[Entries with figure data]
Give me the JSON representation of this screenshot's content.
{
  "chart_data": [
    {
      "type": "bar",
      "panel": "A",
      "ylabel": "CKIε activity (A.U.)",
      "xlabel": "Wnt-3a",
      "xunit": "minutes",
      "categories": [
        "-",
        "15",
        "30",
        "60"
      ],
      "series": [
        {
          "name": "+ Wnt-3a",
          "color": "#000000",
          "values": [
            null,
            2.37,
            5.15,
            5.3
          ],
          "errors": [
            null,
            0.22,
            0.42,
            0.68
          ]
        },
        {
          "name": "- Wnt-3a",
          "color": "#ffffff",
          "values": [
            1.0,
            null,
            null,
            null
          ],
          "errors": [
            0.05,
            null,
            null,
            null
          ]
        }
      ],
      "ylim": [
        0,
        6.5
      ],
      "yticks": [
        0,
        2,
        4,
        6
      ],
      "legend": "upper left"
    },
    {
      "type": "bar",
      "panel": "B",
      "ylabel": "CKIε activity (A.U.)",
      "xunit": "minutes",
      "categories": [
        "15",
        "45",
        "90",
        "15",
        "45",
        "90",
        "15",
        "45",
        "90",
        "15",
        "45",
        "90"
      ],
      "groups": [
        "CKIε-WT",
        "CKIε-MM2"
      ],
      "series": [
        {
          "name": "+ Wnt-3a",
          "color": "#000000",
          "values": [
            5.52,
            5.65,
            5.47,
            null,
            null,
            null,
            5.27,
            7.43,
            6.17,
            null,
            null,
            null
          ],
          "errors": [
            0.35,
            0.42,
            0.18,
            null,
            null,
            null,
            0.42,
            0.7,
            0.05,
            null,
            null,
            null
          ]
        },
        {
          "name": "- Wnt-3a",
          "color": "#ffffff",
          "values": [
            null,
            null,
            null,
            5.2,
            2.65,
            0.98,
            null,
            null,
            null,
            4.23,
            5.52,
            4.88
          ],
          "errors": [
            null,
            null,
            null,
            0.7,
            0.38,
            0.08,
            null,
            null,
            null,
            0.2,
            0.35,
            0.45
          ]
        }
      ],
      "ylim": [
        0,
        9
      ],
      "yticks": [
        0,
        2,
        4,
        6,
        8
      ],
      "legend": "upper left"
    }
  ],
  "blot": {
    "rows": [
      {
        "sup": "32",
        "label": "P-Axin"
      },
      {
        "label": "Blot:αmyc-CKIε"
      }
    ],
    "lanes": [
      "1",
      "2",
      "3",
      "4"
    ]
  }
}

__Task__.
Which lines contain "CKIε"? Copy each of them.

__The result__.
      "ylabel": "CKIε activity (A.U.)",
      "ylabel": "CKIε activity (A.U.)",
        "CKIε-WT",
        "CKIε-MM2"
        "label": "Blot:αmyc-CKIε"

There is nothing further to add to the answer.